WORK REQUIRED —
Transcribe all of the material exactly, except for its pictures.

EXTRACTED MATERIAL —
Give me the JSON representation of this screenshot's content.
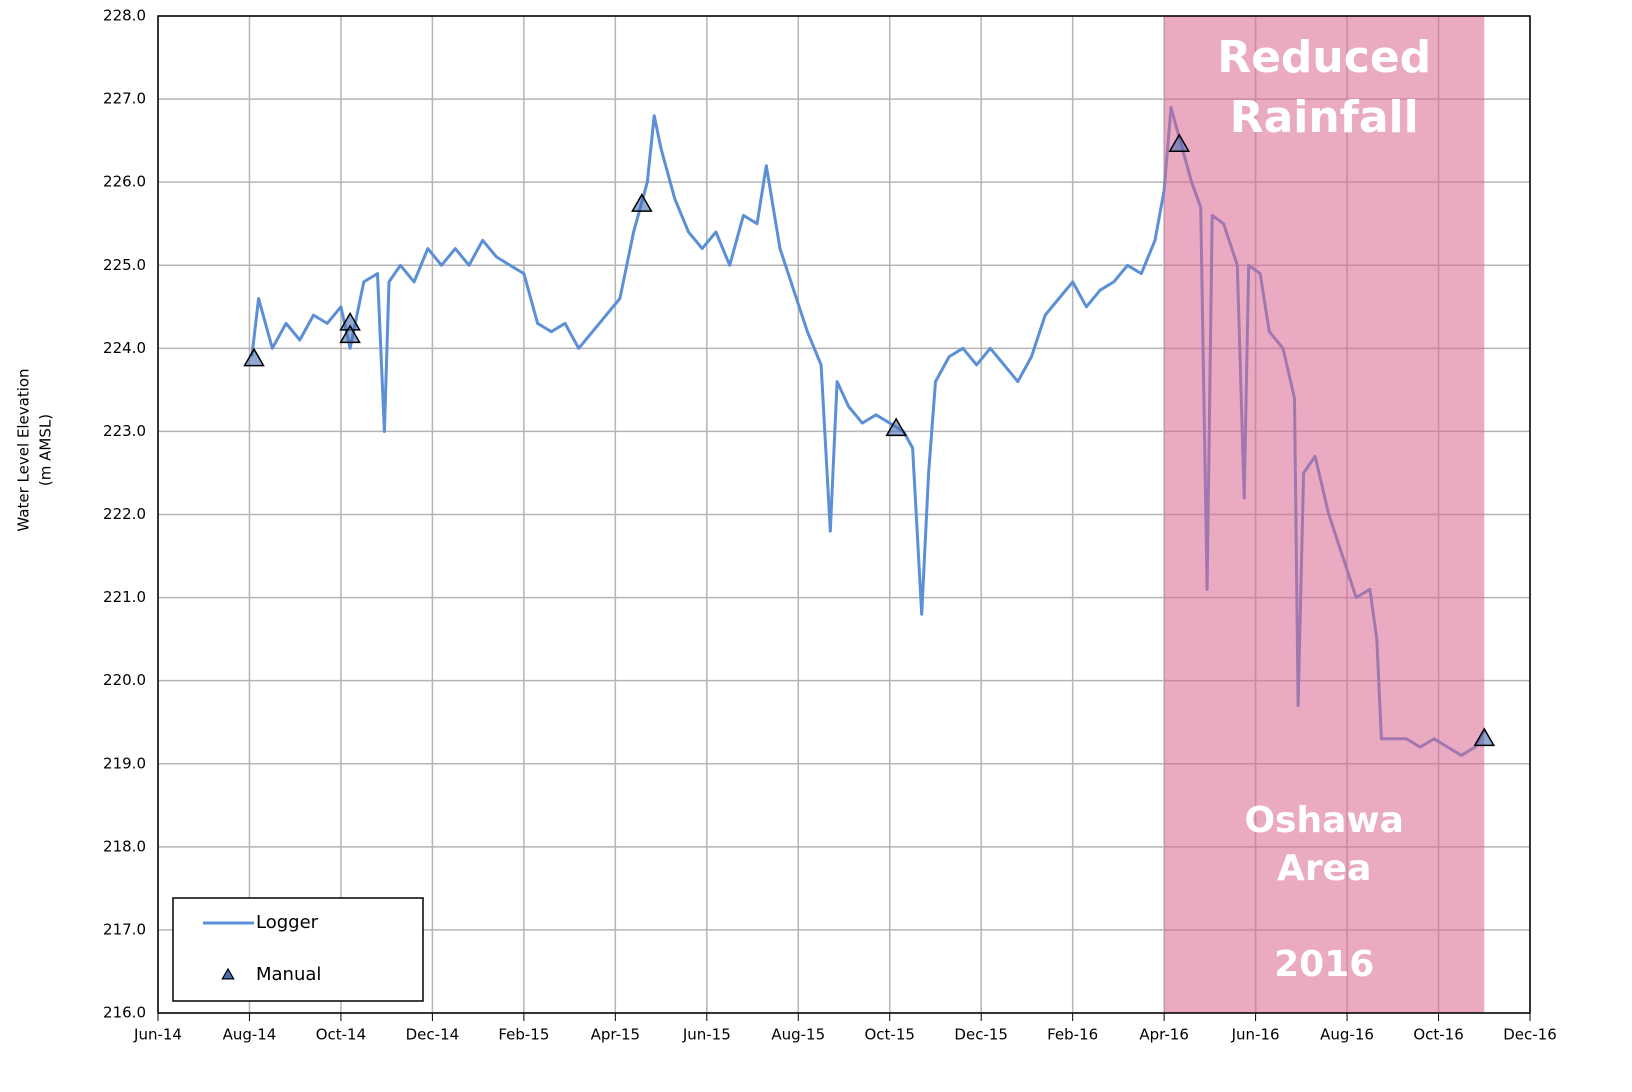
{
  "chart_data": {
    "type": "line",
    "y_label": [
      "Water Level Elevation",
      "(m AMSL)"
    ],
    "annotations": [
      "Reduced",
      "Rainfall",
      "Oshawa",
      "Area",
      "2016"
    ],
    "shaded_region": {
      "xlim": [
        22,
        29
      ],
      "color": "#d9668f"
    },
    "xlim": [
      0,
      30
    ],
    "xticks": [
      {
        "value": 0,
        "label": "Jun-14"
      },
      {
        "value": 2,
        "label": "Aug-14"
      },
      {
        "value": 4,
        "label": "Oct-14"
      },
      {
        "value": 6,
        "label": "Dec-14"
      },
      {
        "value": 8,
        "label": "Feb-15"
      },
      {
        "value": 10,
        "label": "Apr-15"
      },
      {
        "value": 12,
        "label": "Jun-15"
      },
      {
        "value": 14,
        "label": "Aug-15"
      },
      {
        "value": 16,
        "label": "Oct-15"
      },
      {
        "value": 18,
        "label": "Dec-15"
      },
      {
        "value": 20,
        "label": "Feb-16"
      },
      {
        "value": 22,
        "label": "Apr-16"
      },
      {
        "value": 24,
        "label": "Jun-16"
      },
      {
        "value": 26,
        "label": "Aug-16"
      },
      {
        "value": 28,
        "label": "Oct-16"
      },
      {
        "value": 30,
        "label": "Dec-16"
      }
    ],
    "ylim": [
      216,
      228
    ],
    "yticks": [
      {
        "value": 216,
        "label": "216.0"
      },
      {
        "value": 217,
        "label": "217.0"
      },
      {
        "value": 218,
        "label": "218.0"
      },
      {
        "value": 219,
        "label": "219.0"
      },
      {
        "value": 220,
        "label": "220.0"
      },
      {
        "value": 221,
        "label": "221.0"
      },
      {
        "value": 222,
        "label": "222.0"
      },
      {
        "value": 223,
        "label": "223.0"
      },
      {
        "value": 224,
        "label": "224.0"
      },
      {
        "value": 225,
        "label": "225.0"
      },
      {
        "value": 226,
        "label": "226.0"
      },
      {
        "value": 227,
        "label": "227.0"
      },
      {
        "value": 228,
        "label": "228.0"
      }
    ],
    "grid": true,
    "legend": "lower left",
    "series": [
      {
        "name": "Logger",
        "color": "#5b8fd6",
        "x": [
          2.05,
          2.2,
          2.5,
          2.8,
          3.1,
          3.4,
          3.7,
          4.0,
          4.2,
          4.5,
          4.8,
          4.95,
          5.05,
          5.3,
          5.6,
          5.9,
          6.2,
          6.5,
          6.8,
          7.1,
          7.4,
          7.7,
          8.0,
          8.3,
          8.6,
          8.9,
          9.2,
          9.5,
          9.8,
          10.1,
          10.4,
          10.7,
          10.85,
          11.0,
          11.3,
          11.6,
          11.9,
          12.2,
          12.5,
          12.8,
          13.1,
          13.3,
          13.6,
          13.9,
          14.2,
          14.5,
          14.7,
          14.85,
          15.1,
          15.4,
          15.7,
          16.0,
          16.3,
          16.5,
          16.7,
          16.85,
          17.0,
          17.3,
          17.6,
          17.9,
          18.2,
          18.5,
          18.8,
          19.1,
          19.4,
          19.7,
          20.0,
          20.3,
          20.6,
          20.9,
          21.2,
          21.5,
          21.8,
          22.0,
          22.15,
          22.4,
          22.6,
          22.8,
          22.94,
          23.05,
          23.3,
          23.6,
          23.75,
          23.85,
          24.1,
          24.3,
          24.6,
          24.85,
          24.93,
          25.05,
          25.3,
          25.6,
          25.9,
          26.2,
          26.5,
          26.65,
          26.75,
          27.0,
          27.3,
          27.6,
          27.9,
          28.2,
          28.5,
          28.8,
          29.0
        ],
        "values": [
          223.9,
          224.6,
          224.0,
          224.3,
          224.1,
          224.4,
          224.3,
          224.5,
          224.0,
          224.8,
          224.9,
          223.0,
          224.8,
          225.0,
          224.8,
          225.2,
          225.0,
          225.2,
          225.0,
          225.3,
          225.1,
          225.0,
          224.9,
          224.3,
          224.2,
          224.3,
          224.0,
          224.2,
          224.4,
          224.6,
          225.4,
          226.0,
          226.8,
          226.4,
          225.8,
          225.4,
          225.2,
          225.4,
          225.0,
          225.6,
          225.5,
          226.2,
          225.2,
          224.7,
          224.2,
          223.8,
          221.8,
          223.6,
          223.3,
          223.1,
          223.2,
          223.1,
          223.0,
          222.8,
          220.8,
          222.5,
          223.6,
          223.9,
          224.0,
          223.8,
          224.0,
          223.8,
          223.6,
          223.9,
          224.4,
          224.6,
          224.8,
          224.5,
          224.7,
          224.8,
          225.0,
          224.9,
          225.3,
          225.9,
          226.9,
          226.4,
          226.0,
          225.7,
          221.1,
          225.6,
          225.5,
          225.0,
          222.2,
          225.0,
          224.9,
          224.2,
          224.0,
          223.4,
          219.7,
          222.5,
          222.7,
          222.0,
          221.5,
          221.0,
          221.1,
          220.5,
          219.3,
          219.3,
          219.3,
          219.2,
          219.3,
          219.2,
          219.1,
          219.2,
          219.4
        ]
      },
      {
        "name": "Manual",
        "color": "#4a6fb0",
        "marker": "triangle",
        "x": [
          2.1,
          4.2,
          4.2,
          10.58,
          16.14,
          22.33,
          29.0
        ],
        "values": [
          223.87,
          224.3,
          224.15,
          225.73,
          223.03,
          226.45,
          219.3
        ]
      }
    ]
  }
}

ANSWER TO THIS TASK —
Give me the JSON representation of this screenshot's content.
{
  "chart_data": {
    "type": "line",
    "y_label": [
      "Water Level Elevation",
      "(m AMSL)"
    ],
    "annotations": [
      "Reduced",
      "Rainfall",
      "Oshawa",
      "Area",
      "2016"
    ],
    "shaded_region": {
      "xlim": [
        22,
        29
      ],
      "color": "#d9668f"
    },
    "xlim": [
      0,
      30
    ],
    "xticks": [
      {
        "value": 0,
        "label": "Jun-14"
      },
      {
        "value": 2,
        "label": "Aug-14"
      },
      {
        "value": 4,
        "label": "Oct-14"
      },
      {
        "value": 6,
        "label": "Dec-14"
      },
      {
        "value": 8,
        "label": "Feb-15"
      },
      {
        "value": 10,
        "label": "Apr-15"
      },
      {
        "value": 12,
        "label": "Jun-15"
      },
      {
        "value": 14,
        "label": "Aug-15"
      },
      {
        "value": 16,
        "label": "Oct-15"
      },
      {
        "value": 18,
        "label": "Dec-15"
      },
      {
        "value": 20,
        "label": "Feb-16"
      },
      {
        "value": 22,
        "label": "Apr-16"
      },
      {
        "value": 24,
        "label": "Jun-16"
      },
      {
        "value": 26,
        "label": "Aug-16"
      },
      {
        "value": 28,
        "label": "Oct-16"
      },
      {
        "value": 30,
        "label": "Dec-16"
      }
    ],
    "ylim": [
      216,
      228
    ],
    "yticks": [
      {
        "value": 216,
        "label": "216.0"
      },
      {
        "value": 217,
        "label": "217.0"
      },
      {
        "value": 218,
        "label": "218.0"
      },
      {
        "value": 219,
        "label": "219.0"
      },
      {
        "value": 220,
        "label": "220.0"
      },
      {
        "value": 221,
        "label": "221.0"
      },
      {
        "value": 222,
        "label": "222.0"
      },
      {
        "value": 223,
        "label": "223.0"
      },
      {
        "value": 224,
        "label": "224.0"
      },
      {
        "value": 225,
        "label": "225.0"
      },
      {
        "value": 226,
        "label": "226.0"
      },
      {
        "value": 227,
        "label": "227.0"
      },
      {
        "value": 228,
        "label": "228.0"
      }
    ],
    "grid": true,
    "legend": "lower left",
    "series": [
      {
        "name": "Logger",
        "color": "#5b8fd6",
        "x": [
          2.05,
          2.2,
          2.5,
          2.8,
          3.1,
          3.4,
          3.7,
          4.0,
          4.2,
          4.5,
          4.8,
          4.95,
          5.05,
          5.3,
          5.6,
          5.9,
          6.2,
          6.5,
          6.8,
          7.1,
          7.4,
          7.7,
          8.0,
          8.3,
          8.6,
          8.9,
          9.2,
          9.5,
          9.8,
          10.1,
          10.4,
          10.7,
          10.85,
          11.0,
          11.3,
          11.6,
          11.9,
          12.2,
          12.5,
          12.8,
          13.1,
          13.3,
          13.6,
          13.9,
          14.2,
          14.5,
          14.7,
          14.85,
          15.1,
          15.4,
          15.7,
          16.0,
          16.3,
          16.5,
          16.7,
          16.85,
          17.0,
          17.3,
          17.6,
          17.9,
          18.2,
          18.5,
          18.8,
          19.1,
          19.4,
          19.7,
          20.0,
          20.3,
          20.6,
          20.9,
          21.2,
          21.5,
          21.8,
          22.0,
          22.15,
          22.4,
          22.6,
          22.8,
          22.94,
          23.05,
          23.3,
          23.6,
          23.75,
          23.85,
          24.1,
          24.3,
          24.6,
          24.85,
          24.93,
          25.05,
          25.3,
          25.6,
          25.9,
          26.2,
          26.5,
          26.65,
          26.75,
          27.0,
          27.3,
          27.6,
          27.9,
          28.2,
          28.5,
          28.8,
          29.0
        ],
        "values": [
          223.9,
          224.6,
          224.0,
          224.3,
          224.1,
          224.4,
          224.3,
          224.5,
          224.0,
          224.8,
          224.9,
          223.0,
          224.8,
          225.0,
          224.8,
          225.2,
          225.0,
          225.2,
          225.0,
          225.3,
          225.1,
          225.0,
          224.9,
          224.3,
          224.2,
          224.3,
          224.0,
          224.2,
          224.4,
          224.6,
          225.4,
          226.0,
          226.8,
          226.4,
          225.8,
          225.4,
          225.2,
          225.4,
          225.0,
          225.6,
          225.5,
          226.2,
          225.2,
          224.7,
          224.2,
          223.8,
          221.8,
          223.6,
          223.3,
          223.1,
          223.2,
          223.1,
          223.0,
          222.8,
          220.8,
          222.5,
          223.6,
          223.9,
          224.0,
          223.8,
          224.0,
          223.8,
          223.6,
          223.9,
          224.4,
          224.6,
          224.8,
          224.5,
          224.7,
          224.8,
          225.0,
          224.9,
          225.3,
          225.9,
          226.9,
          226.4,
          226.0,
          225.7,
          221.1,
          225.6,
          225.5,
          225.0,
          222.2,
          225.0,
          224.9,
          224.2,
          224.0,
          223.4,
          219.7,
          222.5,
          222.7,
          222.0,
          221.5,
          221.0,
          221.1,
          220.5,
          219.3,
          219.3,
          219.3,
          219.2,
          219.3,
          219.2,
          219.1,
          219.2,
          219.4
        ]
      },
      {
        "name": "Manual",
        "color": "#4a6fb0",
        "marker": "triangle",
        "x": [
          2.1,
          4.2,
          4.2,
          10.58,
          16.14,
          22.33,
          29.0
        ],
        "values": [
          223.87,
          224.3,
          224.15,
          225.73,
          223.03,
          226.45,
          219.3
        ]
      }
    ]
  }
}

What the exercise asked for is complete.